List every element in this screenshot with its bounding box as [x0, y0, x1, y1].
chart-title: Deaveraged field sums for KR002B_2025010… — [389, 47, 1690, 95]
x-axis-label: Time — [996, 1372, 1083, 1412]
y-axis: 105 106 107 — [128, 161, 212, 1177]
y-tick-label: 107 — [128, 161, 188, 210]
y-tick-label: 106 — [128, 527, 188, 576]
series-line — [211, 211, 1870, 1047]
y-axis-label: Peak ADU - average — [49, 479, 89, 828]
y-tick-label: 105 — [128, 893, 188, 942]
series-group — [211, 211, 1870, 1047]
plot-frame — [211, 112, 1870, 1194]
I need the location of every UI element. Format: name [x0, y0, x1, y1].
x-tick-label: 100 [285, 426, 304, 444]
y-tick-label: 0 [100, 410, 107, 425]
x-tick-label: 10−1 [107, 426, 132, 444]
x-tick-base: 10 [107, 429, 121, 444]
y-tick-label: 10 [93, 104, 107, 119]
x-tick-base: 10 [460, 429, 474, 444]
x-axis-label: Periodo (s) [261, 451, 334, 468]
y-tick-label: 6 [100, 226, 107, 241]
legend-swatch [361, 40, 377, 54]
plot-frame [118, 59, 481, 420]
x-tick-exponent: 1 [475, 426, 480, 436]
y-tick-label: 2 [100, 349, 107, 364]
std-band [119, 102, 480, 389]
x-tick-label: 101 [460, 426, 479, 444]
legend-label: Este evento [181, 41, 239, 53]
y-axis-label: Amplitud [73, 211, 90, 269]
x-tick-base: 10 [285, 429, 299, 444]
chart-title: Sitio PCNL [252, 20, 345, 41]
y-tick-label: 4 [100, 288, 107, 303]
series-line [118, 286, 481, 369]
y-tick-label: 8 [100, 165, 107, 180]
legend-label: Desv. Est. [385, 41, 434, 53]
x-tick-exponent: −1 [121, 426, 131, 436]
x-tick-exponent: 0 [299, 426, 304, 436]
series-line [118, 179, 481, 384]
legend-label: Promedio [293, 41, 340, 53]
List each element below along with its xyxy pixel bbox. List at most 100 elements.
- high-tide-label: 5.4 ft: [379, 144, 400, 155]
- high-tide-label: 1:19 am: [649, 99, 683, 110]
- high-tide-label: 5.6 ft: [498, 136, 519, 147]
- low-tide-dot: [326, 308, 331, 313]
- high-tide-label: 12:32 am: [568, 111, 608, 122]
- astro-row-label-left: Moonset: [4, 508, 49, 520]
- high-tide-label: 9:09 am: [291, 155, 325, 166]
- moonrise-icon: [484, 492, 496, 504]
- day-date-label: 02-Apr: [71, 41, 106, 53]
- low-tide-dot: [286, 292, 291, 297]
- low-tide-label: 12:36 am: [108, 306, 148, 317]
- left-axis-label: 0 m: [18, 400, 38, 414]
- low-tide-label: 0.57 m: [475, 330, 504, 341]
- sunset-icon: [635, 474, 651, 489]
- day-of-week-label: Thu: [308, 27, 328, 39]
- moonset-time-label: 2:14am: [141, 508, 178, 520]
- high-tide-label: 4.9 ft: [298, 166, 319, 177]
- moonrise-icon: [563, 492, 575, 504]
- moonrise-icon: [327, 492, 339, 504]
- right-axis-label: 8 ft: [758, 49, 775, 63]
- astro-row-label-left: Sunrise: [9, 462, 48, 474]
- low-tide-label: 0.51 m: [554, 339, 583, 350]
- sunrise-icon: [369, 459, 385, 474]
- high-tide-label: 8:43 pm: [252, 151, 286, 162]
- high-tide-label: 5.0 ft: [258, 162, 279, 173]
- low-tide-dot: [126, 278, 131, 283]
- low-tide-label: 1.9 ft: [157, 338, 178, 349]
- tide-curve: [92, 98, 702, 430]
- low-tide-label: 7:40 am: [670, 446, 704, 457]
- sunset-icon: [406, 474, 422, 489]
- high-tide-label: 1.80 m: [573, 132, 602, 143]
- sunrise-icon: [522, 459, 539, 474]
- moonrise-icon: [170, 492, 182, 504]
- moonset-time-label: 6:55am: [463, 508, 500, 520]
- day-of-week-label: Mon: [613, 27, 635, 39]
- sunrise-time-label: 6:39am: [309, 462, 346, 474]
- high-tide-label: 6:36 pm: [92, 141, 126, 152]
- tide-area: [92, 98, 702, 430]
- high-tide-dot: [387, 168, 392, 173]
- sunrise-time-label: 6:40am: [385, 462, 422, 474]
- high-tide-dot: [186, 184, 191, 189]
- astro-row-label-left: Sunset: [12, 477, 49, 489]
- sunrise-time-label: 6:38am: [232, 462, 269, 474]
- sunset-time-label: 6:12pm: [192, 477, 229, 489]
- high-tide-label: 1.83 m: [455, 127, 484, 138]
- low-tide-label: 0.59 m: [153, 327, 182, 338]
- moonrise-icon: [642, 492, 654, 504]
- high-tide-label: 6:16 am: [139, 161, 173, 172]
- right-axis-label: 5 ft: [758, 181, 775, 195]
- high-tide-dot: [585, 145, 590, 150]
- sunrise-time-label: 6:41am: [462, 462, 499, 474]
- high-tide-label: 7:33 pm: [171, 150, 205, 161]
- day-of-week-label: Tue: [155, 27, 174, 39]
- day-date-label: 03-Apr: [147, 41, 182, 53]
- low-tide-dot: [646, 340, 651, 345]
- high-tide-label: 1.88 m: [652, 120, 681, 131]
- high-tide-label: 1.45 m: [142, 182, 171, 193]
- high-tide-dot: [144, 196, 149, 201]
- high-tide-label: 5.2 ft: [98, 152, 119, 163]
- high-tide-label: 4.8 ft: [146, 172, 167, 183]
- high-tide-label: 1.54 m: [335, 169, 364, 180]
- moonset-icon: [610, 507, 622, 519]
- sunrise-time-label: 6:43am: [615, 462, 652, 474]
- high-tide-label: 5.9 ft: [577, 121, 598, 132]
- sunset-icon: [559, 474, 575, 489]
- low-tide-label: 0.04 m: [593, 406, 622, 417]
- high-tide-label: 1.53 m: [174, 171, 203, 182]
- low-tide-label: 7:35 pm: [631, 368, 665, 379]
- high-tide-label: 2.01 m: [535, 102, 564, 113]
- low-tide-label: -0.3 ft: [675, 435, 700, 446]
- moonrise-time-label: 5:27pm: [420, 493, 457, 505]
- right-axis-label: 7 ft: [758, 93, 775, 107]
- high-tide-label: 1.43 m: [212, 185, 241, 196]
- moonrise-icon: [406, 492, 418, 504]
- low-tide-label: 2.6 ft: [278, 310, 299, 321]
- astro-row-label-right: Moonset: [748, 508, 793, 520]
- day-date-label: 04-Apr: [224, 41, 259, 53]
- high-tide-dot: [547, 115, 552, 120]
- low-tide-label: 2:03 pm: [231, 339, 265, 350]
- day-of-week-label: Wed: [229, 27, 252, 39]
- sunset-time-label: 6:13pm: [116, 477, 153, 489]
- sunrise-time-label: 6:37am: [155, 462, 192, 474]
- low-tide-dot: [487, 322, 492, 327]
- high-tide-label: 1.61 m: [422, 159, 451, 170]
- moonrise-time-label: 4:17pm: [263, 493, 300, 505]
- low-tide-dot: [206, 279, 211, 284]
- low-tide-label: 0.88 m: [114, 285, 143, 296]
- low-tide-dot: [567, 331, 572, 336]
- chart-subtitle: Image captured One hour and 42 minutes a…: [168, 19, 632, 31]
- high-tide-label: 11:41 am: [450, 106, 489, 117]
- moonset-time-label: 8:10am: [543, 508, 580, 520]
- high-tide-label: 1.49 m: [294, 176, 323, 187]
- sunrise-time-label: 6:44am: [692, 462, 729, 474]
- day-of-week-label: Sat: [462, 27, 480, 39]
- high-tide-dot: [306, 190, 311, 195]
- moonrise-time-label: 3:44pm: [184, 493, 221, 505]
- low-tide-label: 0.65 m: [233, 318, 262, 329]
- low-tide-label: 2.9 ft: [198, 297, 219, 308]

-=-=-=-=-

■ The problem ■
Reproduce the records from their first line through the line containing "I need the location", switching every "y-tick-label" to "y-axis-tick" and leaving everything else unchanged.

■ Solution for this problem ■
List every element in this screenshot with its bounding box as [x0, y0, x1, y1].
chart-title: Deaveraged field sums for KR002B_2025010… — [389, 47, 1690, 95]
x-axis-label: Time — [996, 1372, 1083, 1412]
y-axis: 105 106 107 — [128, 161, 212, 1177]
y-axis-tick: 107 — [128, 161, 188, 210]
y-axis-tick: 106 — [128, 527, 188, 576]
series-line — [211, 211, 1870, 1047]
y-axis-label: Peak ADU - average — [49, 479, 89, 828]
y-axis-tick: 105 — [128, 893, 188, 942]
series-group — [211, 211, 1870, 1047]
plot-frame — [211, 112, 1870, 1194]
I need the location of every UI element. Format: name [x0, y0, x1, y1].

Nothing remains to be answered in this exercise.